AIM: Which lines hold the string "leader"? Copy every one of them.

Stored data:
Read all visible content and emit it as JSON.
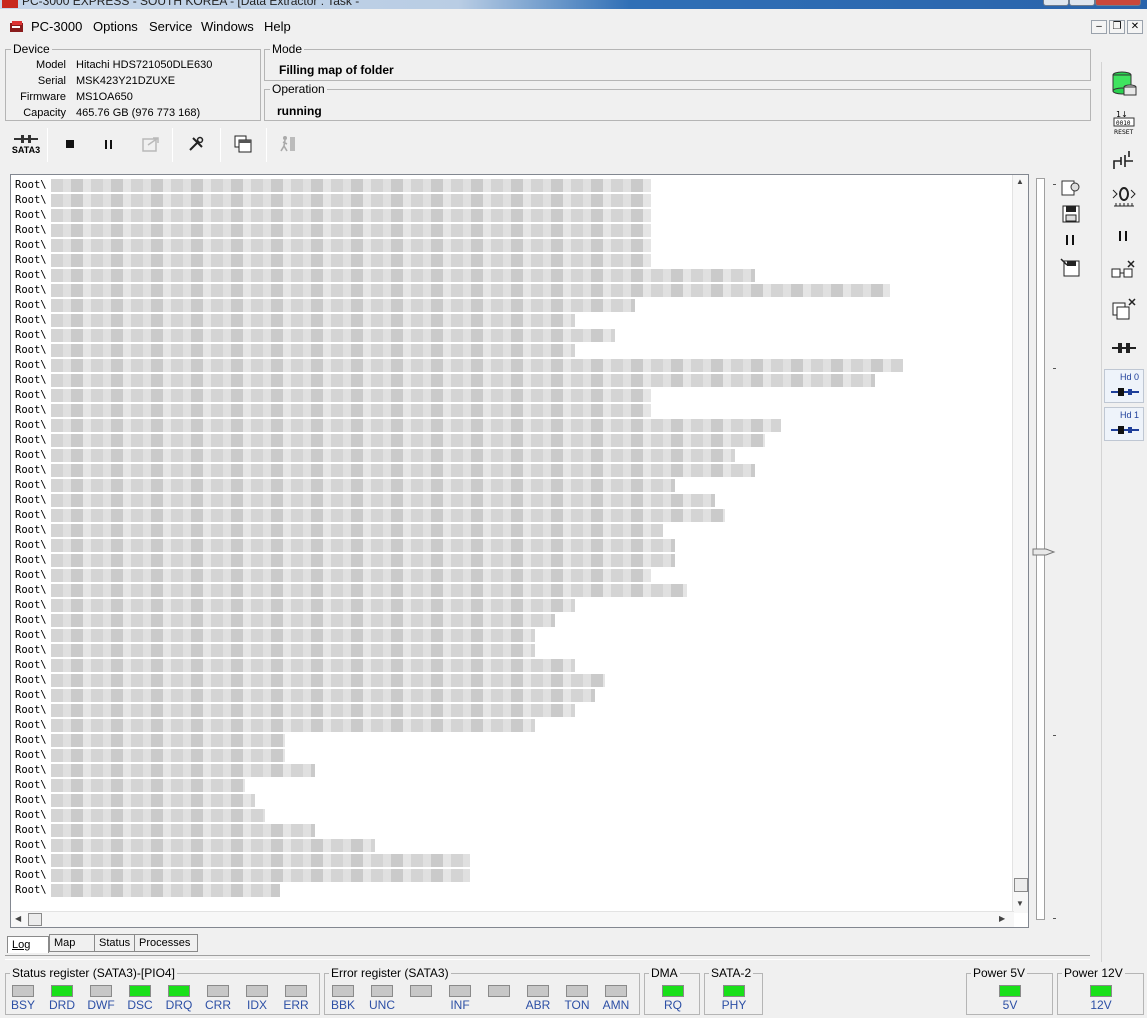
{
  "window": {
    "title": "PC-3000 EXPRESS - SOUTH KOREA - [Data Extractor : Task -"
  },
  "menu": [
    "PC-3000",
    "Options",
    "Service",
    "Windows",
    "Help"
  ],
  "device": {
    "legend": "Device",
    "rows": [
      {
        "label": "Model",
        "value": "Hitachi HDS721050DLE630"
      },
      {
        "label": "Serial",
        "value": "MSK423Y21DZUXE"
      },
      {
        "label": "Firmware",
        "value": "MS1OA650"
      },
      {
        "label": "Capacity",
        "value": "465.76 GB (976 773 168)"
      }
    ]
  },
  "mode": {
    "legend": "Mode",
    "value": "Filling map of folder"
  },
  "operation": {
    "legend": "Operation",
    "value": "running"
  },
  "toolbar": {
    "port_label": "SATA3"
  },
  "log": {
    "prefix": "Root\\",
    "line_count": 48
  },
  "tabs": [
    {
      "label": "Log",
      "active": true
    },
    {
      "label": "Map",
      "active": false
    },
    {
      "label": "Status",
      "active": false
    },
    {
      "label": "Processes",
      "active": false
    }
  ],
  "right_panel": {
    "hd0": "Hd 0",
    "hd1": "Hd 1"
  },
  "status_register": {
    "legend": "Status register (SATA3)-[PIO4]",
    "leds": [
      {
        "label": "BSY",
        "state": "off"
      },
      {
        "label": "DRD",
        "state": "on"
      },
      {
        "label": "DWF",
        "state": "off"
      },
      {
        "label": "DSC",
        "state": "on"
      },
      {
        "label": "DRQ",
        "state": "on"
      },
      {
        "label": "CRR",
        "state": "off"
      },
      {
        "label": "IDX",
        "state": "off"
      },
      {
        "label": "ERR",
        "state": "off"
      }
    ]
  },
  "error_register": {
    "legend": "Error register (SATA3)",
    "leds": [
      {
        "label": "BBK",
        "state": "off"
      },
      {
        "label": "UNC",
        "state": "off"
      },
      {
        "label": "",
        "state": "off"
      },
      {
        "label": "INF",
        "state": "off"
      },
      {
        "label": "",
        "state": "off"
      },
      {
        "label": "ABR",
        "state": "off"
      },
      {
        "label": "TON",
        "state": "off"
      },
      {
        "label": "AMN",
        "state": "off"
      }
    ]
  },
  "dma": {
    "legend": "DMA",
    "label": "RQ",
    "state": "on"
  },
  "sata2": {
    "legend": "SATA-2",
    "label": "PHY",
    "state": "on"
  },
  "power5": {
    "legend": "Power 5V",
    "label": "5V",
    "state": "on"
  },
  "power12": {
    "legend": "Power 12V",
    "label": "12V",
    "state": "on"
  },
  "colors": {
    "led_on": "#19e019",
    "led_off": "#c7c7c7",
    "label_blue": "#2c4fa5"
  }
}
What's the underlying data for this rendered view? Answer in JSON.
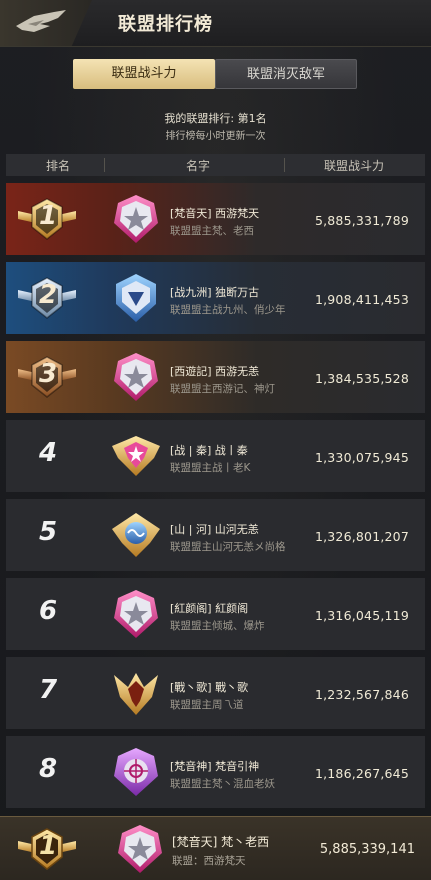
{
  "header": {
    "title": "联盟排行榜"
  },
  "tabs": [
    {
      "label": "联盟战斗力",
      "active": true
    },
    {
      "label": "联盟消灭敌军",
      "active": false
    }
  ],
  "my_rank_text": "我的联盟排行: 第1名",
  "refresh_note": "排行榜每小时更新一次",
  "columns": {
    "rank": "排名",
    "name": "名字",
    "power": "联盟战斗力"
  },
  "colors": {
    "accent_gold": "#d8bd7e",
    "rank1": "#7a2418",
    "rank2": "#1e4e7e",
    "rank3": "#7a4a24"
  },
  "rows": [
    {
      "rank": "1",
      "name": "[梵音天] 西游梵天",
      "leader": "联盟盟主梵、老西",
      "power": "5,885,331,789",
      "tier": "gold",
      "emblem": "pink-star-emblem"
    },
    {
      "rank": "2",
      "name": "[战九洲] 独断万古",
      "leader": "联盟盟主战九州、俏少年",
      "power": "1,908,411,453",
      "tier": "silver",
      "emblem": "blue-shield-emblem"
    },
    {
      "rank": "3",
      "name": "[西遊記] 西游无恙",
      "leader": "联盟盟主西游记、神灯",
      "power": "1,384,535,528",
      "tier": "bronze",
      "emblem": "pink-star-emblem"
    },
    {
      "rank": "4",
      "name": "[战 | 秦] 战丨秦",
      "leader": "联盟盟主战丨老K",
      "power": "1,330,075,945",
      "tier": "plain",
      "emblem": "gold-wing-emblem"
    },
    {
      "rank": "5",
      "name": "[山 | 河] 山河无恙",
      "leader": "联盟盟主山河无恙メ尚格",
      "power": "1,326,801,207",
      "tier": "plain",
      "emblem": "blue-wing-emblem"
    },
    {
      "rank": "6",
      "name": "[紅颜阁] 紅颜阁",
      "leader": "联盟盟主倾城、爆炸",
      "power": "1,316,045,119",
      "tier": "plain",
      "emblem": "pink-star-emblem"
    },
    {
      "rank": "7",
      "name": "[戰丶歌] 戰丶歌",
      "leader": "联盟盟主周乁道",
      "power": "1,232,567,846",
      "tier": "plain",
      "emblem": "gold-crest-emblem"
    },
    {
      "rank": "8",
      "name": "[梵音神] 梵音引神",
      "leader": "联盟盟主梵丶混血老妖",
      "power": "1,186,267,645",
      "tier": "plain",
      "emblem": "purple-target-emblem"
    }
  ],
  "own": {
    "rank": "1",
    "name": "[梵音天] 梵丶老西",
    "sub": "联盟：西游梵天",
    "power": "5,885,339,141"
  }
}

* * *

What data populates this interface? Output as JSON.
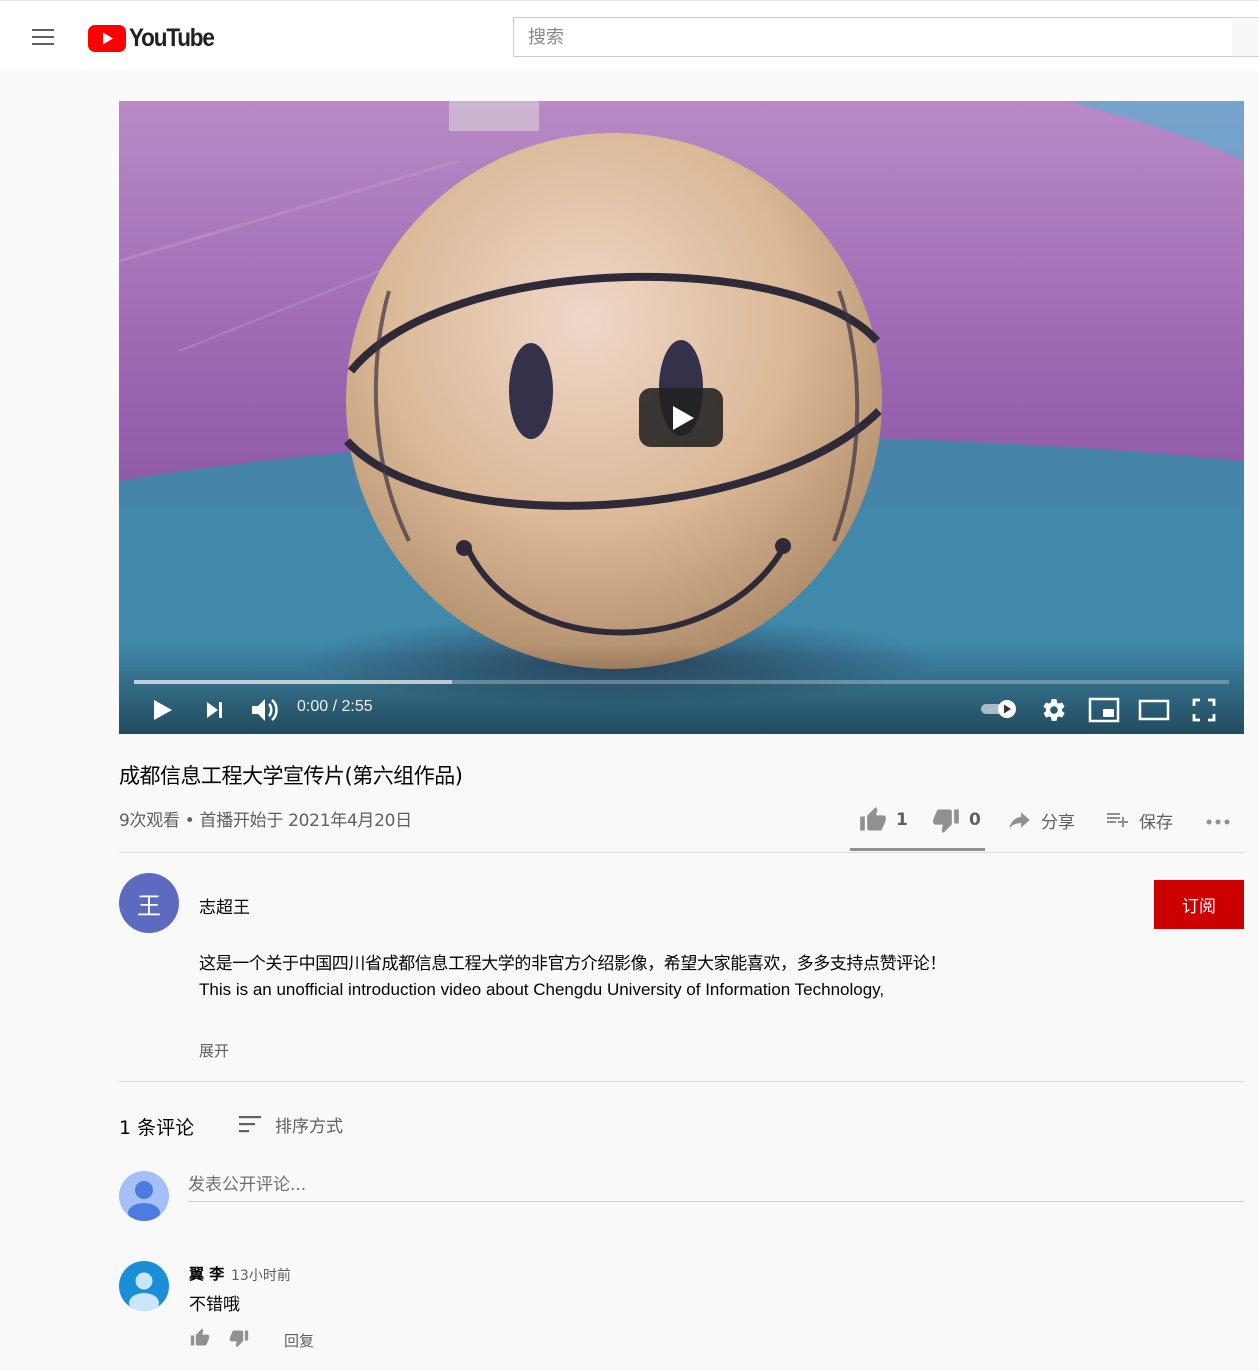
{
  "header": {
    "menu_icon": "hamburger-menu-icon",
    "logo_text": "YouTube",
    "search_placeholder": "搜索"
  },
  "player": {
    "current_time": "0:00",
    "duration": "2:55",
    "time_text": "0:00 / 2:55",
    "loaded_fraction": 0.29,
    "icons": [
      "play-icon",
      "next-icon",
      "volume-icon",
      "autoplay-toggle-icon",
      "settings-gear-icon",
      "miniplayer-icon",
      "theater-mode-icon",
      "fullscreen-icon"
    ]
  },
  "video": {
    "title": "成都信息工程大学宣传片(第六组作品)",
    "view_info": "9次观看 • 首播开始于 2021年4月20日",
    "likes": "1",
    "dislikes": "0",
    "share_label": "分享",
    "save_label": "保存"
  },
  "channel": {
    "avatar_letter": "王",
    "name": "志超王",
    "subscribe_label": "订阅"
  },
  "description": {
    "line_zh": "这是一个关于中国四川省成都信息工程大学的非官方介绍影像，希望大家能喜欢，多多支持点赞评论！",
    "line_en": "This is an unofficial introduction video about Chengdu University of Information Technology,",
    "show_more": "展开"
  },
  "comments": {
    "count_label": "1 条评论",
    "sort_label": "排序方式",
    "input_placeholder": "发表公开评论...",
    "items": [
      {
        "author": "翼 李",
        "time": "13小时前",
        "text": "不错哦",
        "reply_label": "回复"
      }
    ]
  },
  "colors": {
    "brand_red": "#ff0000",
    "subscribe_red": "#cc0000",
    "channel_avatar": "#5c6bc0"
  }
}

---

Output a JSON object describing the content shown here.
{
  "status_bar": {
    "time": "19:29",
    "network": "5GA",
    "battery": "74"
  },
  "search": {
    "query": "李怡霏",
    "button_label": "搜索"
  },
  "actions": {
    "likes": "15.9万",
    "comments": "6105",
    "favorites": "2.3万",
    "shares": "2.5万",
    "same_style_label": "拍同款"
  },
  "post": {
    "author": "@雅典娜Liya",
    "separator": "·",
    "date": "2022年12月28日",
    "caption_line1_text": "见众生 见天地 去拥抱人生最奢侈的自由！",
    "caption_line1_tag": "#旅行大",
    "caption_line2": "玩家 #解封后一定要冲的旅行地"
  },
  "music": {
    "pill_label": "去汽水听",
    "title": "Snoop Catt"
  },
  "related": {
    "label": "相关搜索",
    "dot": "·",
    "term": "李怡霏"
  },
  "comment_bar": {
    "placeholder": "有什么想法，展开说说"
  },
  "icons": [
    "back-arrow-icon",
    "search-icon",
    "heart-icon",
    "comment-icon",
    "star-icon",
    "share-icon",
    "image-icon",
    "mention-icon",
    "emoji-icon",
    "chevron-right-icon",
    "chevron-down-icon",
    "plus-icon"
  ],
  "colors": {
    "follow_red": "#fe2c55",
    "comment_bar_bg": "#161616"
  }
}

RESPONSE:
      "leader": "联盟盟主梵、老西",
      "leader": "联盟盟主战九州、俏少年",
      "leader": "联盟盟主西游记、神灯",
      "leader": "联盟盟主战丨老K",
      "leader": "联盟盟主山河无恙メ尚格",
      "leader": "联盟盟主倾城、爆炸",
      "leader": "联盟盟主周乁道",
      "leader": "联盟盟主梵丶混血老妖",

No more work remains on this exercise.